• GIVEN EXERCISE: Reproduce the records exactly.

• RAW DATA:
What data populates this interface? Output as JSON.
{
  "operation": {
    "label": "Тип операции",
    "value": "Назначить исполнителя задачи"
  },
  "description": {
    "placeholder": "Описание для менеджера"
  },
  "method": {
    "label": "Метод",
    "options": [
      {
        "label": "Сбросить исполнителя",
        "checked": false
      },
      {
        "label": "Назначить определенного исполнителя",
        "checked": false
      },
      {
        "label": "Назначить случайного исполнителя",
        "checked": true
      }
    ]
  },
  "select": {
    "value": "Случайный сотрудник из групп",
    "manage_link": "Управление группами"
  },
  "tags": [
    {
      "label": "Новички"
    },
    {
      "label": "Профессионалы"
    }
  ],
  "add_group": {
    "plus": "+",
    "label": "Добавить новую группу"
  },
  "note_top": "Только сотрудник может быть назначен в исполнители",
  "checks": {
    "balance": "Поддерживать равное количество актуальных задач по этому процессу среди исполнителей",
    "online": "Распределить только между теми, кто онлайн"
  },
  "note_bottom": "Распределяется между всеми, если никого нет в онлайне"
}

• EXERCISE OUTPUT:
What data populates this interface? Output as JSON.
{
  "operation": {
    "label": "Тип операции",
    "value": "Назначить исполнителя задачи"
  },
  "description": {
    "placeholder": "Описание для менеджера"
  },
  "method": {
    "label": "Метод",
    "options": [
      {
        "label": "Сбросить исполнителя",
        "checked": false
      },
      {
        "label": "Назначить определенного исполнителя",
        "checked": false
      },
      {
        "label": "Назначить случайного исполнителя",
        "checked": true
      }
    ]
  },
  "select": {
    "value": "Случайный сотрудник из групп",
    "manage_link": "Управление группами"
  },
  "tags": [
    {
      "label": "Новички"
    },
    {
      "label": "Профессионалы"
    }
  ],
  "add_group": {
    "plus": "+",
    "label": "Добавить новую группу"
  },
  "note_top": "Только сотрудник может быть назначен в исполнители",
  "checks": {
    "balance": "Поддерживать равное количество актуальных задач по этому процессу среди исполнителей",
    "online": "Распределить только между теми, кто онлайн"
  },
  "note_bottom": "Распределяется между всеми, если никого нет в онлайне"
}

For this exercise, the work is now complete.